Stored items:
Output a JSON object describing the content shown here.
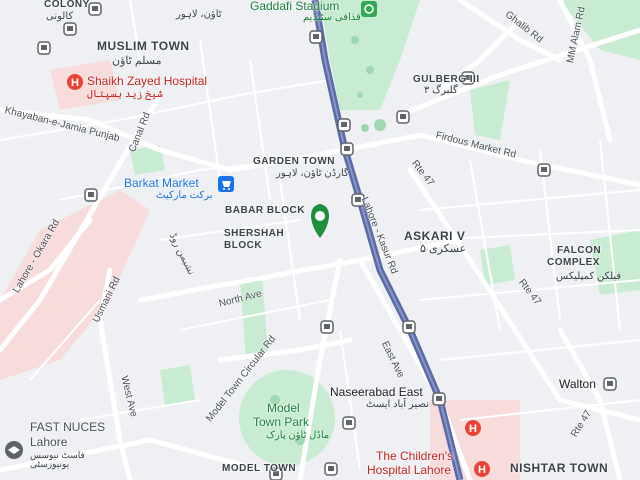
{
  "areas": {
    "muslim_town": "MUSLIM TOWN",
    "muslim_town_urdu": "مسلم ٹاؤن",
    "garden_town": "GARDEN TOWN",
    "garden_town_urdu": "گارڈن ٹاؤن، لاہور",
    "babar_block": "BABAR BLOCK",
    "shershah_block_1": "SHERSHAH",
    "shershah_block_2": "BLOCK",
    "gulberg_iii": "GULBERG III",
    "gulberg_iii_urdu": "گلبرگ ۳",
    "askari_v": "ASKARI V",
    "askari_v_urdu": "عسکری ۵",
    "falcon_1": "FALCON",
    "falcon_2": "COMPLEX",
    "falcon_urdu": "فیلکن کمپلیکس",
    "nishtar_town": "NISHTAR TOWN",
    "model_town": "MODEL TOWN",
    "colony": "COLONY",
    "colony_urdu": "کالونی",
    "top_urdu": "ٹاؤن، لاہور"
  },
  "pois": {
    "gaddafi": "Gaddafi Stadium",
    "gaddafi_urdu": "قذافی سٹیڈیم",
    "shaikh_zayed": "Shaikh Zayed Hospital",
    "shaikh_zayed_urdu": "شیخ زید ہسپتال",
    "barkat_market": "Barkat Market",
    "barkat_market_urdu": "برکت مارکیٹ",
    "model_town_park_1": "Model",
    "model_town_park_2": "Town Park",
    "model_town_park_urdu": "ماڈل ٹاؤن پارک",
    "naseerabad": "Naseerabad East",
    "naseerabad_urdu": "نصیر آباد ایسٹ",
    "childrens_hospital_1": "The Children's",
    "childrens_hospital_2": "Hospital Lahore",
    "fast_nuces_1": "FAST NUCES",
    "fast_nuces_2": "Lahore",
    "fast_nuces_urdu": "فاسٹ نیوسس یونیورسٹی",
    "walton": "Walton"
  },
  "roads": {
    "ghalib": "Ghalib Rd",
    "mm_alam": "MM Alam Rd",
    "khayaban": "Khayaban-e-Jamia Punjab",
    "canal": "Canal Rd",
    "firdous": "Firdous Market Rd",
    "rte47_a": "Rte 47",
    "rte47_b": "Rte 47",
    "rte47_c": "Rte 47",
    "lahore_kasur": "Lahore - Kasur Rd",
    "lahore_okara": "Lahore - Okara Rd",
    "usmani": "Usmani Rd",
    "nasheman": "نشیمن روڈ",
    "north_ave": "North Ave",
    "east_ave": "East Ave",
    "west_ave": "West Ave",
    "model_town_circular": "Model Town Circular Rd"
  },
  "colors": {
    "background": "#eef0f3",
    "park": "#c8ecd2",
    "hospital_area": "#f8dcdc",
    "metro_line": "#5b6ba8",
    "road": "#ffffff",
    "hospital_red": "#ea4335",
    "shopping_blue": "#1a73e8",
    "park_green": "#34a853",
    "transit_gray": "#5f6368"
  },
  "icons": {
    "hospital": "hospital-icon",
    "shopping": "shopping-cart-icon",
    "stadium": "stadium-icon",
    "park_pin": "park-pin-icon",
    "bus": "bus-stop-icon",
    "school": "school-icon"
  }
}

--

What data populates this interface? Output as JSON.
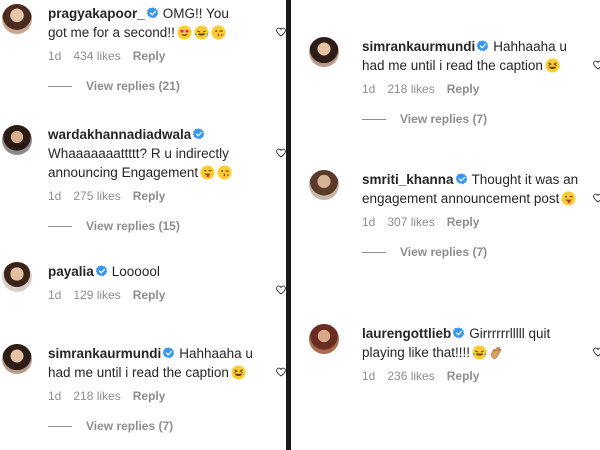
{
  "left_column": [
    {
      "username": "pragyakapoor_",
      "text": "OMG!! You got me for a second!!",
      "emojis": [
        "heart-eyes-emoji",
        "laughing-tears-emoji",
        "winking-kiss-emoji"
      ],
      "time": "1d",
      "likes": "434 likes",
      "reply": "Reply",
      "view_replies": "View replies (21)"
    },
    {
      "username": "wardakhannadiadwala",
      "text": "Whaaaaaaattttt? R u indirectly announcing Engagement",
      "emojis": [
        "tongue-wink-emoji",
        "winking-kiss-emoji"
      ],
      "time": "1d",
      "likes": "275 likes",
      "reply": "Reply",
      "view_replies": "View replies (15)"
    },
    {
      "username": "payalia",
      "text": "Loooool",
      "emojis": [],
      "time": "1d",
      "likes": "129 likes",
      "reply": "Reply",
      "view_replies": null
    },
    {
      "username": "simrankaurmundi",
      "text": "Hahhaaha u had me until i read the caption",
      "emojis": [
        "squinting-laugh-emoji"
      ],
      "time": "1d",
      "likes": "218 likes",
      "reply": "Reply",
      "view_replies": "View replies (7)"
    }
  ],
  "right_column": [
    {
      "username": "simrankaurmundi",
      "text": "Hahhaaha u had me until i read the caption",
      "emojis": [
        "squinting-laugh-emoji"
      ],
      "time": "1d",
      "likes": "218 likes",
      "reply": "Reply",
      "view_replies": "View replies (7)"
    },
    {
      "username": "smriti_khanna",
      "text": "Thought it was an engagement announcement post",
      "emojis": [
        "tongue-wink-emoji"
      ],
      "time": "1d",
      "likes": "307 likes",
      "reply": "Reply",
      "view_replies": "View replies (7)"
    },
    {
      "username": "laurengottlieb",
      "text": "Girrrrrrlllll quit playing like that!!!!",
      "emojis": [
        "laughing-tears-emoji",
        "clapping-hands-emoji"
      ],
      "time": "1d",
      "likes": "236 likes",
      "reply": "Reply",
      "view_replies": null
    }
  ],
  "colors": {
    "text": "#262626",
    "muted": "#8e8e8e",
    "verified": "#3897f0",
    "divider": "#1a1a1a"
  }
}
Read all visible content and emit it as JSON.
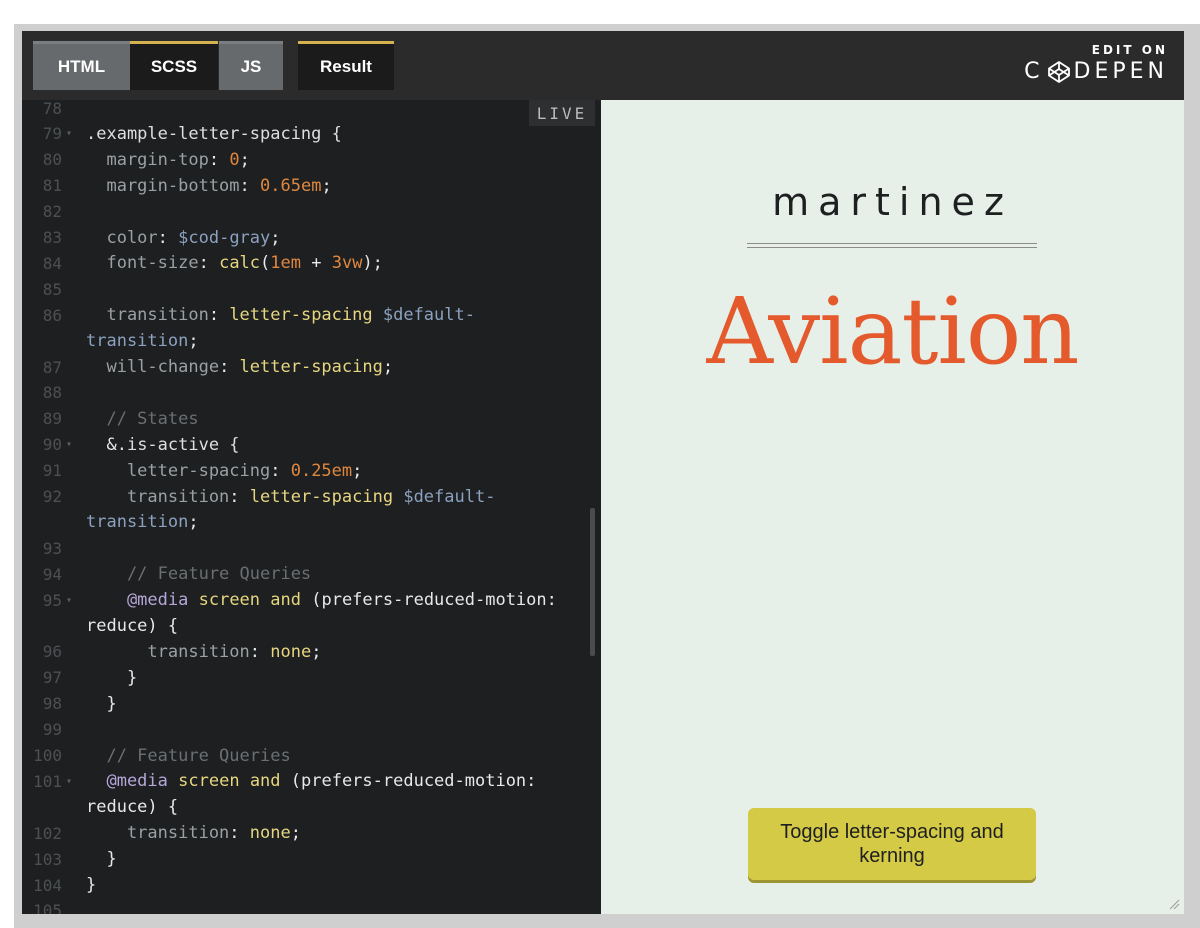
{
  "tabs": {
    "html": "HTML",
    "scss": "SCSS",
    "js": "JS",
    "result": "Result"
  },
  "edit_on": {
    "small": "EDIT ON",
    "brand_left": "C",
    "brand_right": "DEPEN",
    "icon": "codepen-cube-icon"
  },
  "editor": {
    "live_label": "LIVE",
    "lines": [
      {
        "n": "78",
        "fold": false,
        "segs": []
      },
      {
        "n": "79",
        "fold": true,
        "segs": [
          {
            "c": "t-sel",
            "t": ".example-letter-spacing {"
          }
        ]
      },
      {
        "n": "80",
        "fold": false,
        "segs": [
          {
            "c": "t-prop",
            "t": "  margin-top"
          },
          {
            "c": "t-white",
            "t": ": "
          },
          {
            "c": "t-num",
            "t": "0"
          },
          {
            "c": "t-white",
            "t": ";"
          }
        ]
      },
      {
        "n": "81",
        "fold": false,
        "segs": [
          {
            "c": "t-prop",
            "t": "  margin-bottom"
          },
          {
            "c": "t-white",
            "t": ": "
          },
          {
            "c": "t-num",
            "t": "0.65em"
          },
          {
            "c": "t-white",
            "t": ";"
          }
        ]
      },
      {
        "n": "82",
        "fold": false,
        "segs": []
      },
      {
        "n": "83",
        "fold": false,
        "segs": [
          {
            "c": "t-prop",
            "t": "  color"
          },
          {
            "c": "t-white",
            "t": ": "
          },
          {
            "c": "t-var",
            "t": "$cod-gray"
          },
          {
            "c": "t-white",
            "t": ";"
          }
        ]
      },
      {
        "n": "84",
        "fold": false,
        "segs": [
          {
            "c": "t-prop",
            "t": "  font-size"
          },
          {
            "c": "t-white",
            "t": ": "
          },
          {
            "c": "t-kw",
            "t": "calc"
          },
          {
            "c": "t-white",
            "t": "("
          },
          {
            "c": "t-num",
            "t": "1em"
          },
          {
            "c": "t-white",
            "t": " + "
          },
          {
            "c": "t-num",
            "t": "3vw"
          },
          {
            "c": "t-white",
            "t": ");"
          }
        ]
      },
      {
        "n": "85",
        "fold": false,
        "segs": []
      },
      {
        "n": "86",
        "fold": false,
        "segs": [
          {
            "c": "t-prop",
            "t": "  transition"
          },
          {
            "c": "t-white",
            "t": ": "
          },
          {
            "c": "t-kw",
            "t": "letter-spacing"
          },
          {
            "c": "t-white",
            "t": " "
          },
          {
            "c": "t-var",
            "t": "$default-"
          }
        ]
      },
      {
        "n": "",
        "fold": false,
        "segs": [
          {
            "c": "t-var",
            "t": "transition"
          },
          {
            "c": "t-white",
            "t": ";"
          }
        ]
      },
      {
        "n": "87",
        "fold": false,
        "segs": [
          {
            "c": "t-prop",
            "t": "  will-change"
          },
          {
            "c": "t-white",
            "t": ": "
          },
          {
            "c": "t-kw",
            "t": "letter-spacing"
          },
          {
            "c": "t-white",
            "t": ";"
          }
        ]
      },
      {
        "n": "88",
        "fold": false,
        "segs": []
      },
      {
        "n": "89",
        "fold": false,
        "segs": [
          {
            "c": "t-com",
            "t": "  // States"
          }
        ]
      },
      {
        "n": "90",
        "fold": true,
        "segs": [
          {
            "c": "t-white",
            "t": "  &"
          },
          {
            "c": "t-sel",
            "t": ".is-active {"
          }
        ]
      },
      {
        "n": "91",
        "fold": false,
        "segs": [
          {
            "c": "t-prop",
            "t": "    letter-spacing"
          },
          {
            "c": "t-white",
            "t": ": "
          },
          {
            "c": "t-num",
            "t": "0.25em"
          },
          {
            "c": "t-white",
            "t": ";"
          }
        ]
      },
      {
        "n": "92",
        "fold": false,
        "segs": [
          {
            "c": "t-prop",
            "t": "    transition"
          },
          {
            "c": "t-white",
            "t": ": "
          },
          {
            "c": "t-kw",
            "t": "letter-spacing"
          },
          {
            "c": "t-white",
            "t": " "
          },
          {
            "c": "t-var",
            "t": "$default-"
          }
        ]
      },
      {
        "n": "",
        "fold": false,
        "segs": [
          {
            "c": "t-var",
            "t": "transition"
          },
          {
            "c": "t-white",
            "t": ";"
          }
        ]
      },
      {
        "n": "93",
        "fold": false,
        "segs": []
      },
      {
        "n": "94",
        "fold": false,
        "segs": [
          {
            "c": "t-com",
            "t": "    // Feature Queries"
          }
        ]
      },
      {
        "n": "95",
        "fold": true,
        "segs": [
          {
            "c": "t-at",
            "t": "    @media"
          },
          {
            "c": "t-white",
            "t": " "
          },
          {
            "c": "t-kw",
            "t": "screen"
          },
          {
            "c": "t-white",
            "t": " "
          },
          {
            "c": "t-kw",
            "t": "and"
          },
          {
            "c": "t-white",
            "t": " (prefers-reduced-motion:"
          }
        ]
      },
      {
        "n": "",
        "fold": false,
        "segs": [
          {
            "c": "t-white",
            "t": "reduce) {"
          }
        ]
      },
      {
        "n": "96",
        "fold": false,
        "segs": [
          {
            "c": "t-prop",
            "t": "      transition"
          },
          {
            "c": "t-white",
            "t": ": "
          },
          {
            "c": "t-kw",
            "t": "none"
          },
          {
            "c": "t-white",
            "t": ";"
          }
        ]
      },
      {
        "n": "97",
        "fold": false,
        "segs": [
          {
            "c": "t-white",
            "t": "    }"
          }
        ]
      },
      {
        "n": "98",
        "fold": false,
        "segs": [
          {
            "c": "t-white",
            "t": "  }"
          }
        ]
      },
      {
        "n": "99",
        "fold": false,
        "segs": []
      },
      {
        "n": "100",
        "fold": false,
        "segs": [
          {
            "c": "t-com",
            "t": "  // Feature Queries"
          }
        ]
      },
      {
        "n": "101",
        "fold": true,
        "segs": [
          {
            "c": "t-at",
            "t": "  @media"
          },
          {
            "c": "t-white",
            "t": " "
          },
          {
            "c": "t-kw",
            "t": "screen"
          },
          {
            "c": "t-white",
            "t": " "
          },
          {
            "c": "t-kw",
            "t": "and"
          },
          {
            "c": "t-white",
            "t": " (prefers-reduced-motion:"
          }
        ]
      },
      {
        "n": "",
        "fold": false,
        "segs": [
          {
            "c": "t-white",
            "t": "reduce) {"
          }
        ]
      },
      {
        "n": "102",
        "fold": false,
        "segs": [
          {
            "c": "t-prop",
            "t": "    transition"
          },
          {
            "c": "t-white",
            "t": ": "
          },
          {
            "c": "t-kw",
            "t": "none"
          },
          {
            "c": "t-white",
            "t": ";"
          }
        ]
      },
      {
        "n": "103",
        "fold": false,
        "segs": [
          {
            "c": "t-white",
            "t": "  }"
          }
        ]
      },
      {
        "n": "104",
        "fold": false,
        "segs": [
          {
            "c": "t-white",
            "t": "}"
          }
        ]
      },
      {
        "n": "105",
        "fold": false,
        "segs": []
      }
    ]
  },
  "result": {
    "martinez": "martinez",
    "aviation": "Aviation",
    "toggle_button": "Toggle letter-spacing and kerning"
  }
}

Brief: Search the entries for the word "Feature", then gather every line that has it.

Full output:
            "t": "    // Feature Queries"
            "t": "  // Feature Queries"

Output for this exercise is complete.